> **Exercise objective**
Reproduce, word for word and in full, the following blog post about running a boat through the shallow cuts of Texas bays.

> **Supplied passage**
┄┄┄┄┄┄┄┄┄┄

Wednesday, March 29, 2006

Stay with me, this may take a while. I fish. I fish a lot. The bays I fish in exist because Texas has barrier islands that create all sorts of coves, inlets, lakes and bays. Many of these places are connected not by open water but by small cuts. Imagine a stream anywhere from 10 to 20 feet wide and you have the picture. To navigate these cuts and the lakes they connect you need a boat that can run in as little as 6 inches of water. You can get around in boats that don’t run that shallow but you may find yourself parked on a sand bar somewhere. My boat can handle five full-grown men and get the job done, but there is still the danger of running aground.

Now imagine yourself running 30 miles an hour, along one of these cuts which never run straight, hoping you can keep the boat between the banks and not find a sandbar or a crab trap or a boat coming from the other direction to ruin your day.

That’s the feeling I get in life a lot of the time. I’m running along hoping not to hit anything that will ruin my day. The trouble is I hit stuff all the time.

┄┄┄┄┄┄┄┄┄┄

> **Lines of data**
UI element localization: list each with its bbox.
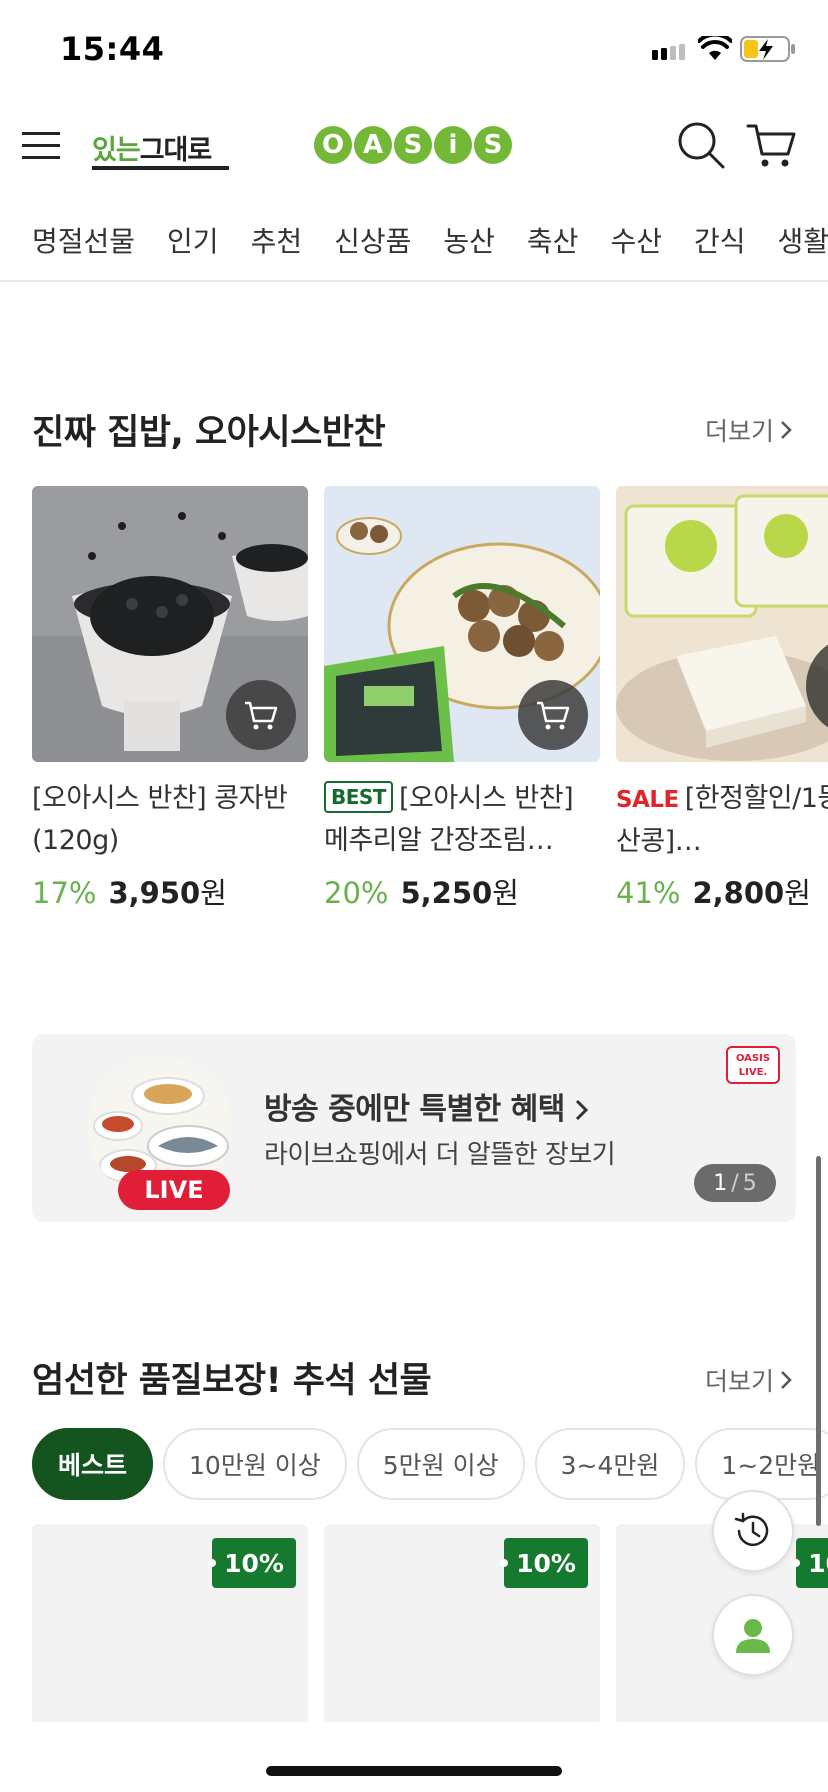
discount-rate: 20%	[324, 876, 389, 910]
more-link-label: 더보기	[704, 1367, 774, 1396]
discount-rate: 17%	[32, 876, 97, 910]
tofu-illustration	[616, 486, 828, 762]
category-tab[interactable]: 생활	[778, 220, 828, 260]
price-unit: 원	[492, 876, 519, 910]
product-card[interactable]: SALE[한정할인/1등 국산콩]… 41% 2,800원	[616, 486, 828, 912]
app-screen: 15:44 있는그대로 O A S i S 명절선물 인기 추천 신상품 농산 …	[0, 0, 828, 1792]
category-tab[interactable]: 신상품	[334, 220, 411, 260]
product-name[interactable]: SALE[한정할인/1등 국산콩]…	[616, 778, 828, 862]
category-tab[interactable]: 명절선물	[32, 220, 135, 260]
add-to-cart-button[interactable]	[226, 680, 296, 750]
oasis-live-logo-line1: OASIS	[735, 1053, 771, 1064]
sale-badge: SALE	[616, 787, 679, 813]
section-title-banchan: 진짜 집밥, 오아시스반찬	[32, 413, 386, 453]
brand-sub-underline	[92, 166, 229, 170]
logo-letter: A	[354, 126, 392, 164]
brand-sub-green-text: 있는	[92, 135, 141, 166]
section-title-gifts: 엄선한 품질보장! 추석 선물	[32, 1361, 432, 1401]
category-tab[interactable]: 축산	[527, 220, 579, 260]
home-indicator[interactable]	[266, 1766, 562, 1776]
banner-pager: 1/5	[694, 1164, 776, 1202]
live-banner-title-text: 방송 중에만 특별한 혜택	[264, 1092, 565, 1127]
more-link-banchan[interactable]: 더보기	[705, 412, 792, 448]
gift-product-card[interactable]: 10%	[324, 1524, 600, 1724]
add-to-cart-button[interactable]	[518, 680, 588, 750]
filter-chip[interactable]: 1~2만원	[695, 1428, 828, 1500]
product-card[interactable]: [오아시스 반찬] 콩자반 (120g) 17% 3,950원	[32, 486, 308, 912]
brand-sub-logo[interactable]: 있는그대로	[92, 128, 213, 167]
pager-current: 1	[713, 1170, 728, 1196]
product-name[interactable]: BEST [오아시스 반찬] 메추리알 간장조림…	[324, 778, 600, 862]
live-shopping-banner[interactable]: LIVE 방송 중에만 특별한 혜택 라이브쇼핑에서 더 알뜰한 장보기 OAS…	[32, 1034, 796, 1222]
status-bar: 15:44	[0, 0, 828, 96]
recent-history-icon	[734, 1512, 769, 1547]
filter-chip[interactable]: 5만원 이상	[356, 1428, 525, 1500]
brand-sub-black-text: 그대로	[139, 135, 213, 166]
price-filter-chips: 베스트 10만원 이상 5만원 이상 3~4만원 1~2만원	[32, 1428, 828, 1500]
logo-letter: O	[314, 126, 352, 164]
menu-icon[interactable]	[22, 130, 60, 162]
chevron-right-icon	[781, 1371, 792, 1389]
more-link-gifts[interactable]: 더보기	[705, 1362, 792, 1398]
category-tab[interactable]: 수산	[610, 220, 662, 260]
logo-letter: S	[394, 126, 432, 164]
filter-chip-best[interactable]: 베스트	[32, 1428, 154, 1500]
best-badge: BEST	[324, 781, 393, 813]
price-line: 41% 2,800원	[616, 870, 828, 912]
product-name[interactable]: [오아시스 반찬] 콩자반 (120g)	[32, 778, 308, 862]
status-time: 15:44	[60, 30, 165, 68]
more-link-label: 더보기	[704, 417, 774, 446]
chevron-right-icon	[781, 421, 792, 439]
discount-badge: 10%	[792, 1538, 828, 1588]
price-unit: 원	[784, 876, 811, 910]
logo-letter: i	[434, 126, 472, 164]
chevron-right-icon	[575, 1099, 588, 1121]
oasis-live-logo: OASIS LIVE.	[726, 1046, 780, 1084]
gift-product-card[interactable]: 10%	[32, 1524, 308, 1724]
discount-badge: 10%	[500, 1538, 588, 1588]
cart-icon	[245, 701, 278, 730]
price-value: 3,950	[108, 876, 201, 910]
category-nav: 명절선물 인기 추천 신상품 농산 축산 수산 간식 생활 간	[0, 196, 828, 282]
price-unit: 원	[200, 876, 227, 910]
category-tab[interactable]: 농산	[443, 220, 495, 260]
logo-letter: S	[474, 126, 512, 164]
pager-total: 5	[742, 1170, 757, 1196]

┄┄┄┄┄┄┄┄┄┄

> **Answer to this task**
Wednesday, March 29, 2006

Stay with me, this may take a while. I fish. I fish a lot. The bays I fish in exist because Texas has barrier islands that create all sorts of coves, inlets, lakes and bays. Many of these places are connected not by open water but by small cuts. Imagine a stream anywhere from 10 to 20 feet wide and you have the picture. To navigate these cuts and the lakes they connect you need a boat that can run in as little as 6 inches of water. You can get around in boats that don’t run that shallow but you may find yourself parked on a sand bar somewhere. My boat can handle five full-grown men and get the job done, but there is still the danger of running aground.

Now imagine yourself running 30 miles an hour, along one of these cuts which never run straight, hoping you can keep the boat between the banks and not find a sandbar or a crab trap or a boat coming from the other direction to ruin your day.

That’s the feeling I get in life a lot of the time. I’m running along hoping not to hit anything that will ruin my day. The trouble is I hit stuff all the time.